Return the whole listing exactly as it stands.

====

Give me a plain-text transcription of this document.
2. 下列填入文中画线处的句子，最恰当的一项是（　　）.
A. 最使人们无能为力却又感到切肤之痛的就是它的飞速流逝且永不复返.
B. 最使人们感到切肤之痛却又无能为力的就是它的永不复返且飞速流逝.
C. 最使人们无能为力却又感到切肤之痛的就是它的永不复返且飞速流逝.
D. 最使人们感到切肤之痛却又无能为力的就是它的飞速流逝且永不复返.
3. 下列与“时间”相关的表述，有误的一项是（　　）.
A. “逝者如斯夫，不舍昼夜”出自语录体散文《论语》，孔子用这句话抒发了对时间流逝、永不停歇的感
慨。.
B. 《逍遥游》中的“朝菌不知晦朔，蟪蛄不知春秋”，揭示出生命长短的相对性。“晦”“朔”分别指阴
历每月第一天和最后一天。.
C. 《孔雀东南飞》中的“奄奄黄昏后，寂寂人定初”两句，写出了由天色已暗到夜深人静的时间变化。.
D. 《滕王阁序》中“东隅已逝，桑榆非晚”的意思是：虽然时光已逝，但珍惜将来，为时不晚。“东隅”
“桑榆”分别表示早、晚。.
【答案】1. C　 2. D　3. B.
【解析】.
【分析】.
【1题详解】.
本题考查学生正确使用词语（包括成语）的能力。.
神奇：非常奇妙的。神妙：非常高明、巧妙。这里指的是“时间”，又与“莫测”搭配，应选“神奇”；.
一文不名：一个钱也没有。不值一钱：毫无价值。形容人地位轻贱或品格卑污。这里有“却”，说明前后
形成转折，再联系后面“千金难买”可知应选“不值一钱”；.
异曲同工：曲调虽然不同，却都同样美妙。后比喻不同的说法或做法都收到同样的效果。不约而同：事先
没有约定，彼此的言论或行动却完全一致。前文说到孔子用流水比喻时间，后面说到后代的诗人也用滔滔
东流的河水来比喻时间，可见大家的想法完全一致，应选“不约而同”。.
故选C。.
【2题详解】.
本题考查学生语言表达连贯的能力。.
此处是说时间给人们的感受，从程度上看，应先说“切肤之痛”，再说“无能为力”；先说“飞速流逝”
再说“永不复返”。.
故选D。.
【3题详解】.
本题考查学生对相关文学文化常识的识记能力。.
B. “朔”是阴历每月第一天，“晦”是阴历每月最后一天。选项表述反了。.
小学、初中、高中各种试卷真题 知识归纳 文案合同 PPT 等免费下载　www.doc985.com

====

FULL SOLUTION.
Give me a plain-text transcription of this document.
2. 下列填入文中画线处的句子，最恰当的一项是（　　）.
A. 最使人们无能为力却又感到切肤之痛的就是它的飞速流逝且永不复返.
B. 最使人们感到切肤之痛却又无能为力的就是它的永不复返且飞速流逝.
C. 最使人们无能为力却又感到切肤之痛的就是它的永不复返且飞速流逝.
D. 最使人们感到切肤之痛却又无能为力的就是它的飞速流逝且永不复返.
3. 下列与“时间”相关的表述，有误的一项是（　　）.
A. “逝者如斯夫，不舍昼夜”出自语录体散文《论语》，孔子用这句话抒发了对时间流逝、永不停歇的感
慨。.
B. 《逍遥游》中的“朝菌不知晦朔，蟪蛄不知春秋”，揭示出生命长短的相对性。“晦”“朔”分别指阴
历每月第一天和最后一天。.
C. 《孔雀东南飞》中的“奄奄黄昏后，寂寂人定初”两句，写出了由天色已暗到夜深人静的时间变化。.
D. 《滕王阁序》中“东隅已逝，桑榆非晚”的意思是：虽然时光已逝，但珍惜将来，为时不晚。“东隅”
“桑榆”分别表示早、晚。.
【答案】1. C　 2. D　3. B.
【解析】.
【分析】.
【1题详解】.
本题考查学生正确使用词语（包括成语）的能力。.
神奇：非常奇妙的。神妙：非常高明、巧妙。这里指的是“时间”，又与“莫测”搭配，应选“神奇”；.
一文不名：一个钱也没有。不值一钱：毫无价值。形容人地位轻贱或品格卑污。这里有“却”，说明前后
形成转折，再联系后面“千金难买”可知应选“不值一钱”；.
异曲同工：曲调虽然不同，却都同样美妙。后比喻不同的说法或做法都收到同样的效果。不约而同：事先
没有约定，彼此的言论或行动却完全一致。前文说到孔子用流水比喻时间，后面说到后代的诗人也用滔滔
东流的河水来比喻时间，可见大家的想法完全一致，应选“不约而同”。.
故选C。.
【2题详解】.
本题考查学生语言表达连贯的能力。.
此处是说时间给人们的感受，从程度上看，应先说“切肤之痛”，再说“无能为力”；先说“飞速流逝”
再说“永不复返”。.
故选D。.
【3题详解】.
本题考查学生对相关文学文化常识的识记能力。.
B. “朔”是阴历每月第一天，“晦”是阴历每月最后一天。选项表述反了。.
小学、初中、高中各种试卷真题 知识归纳 文案合同 PPT 等免费下载　www.doc985.com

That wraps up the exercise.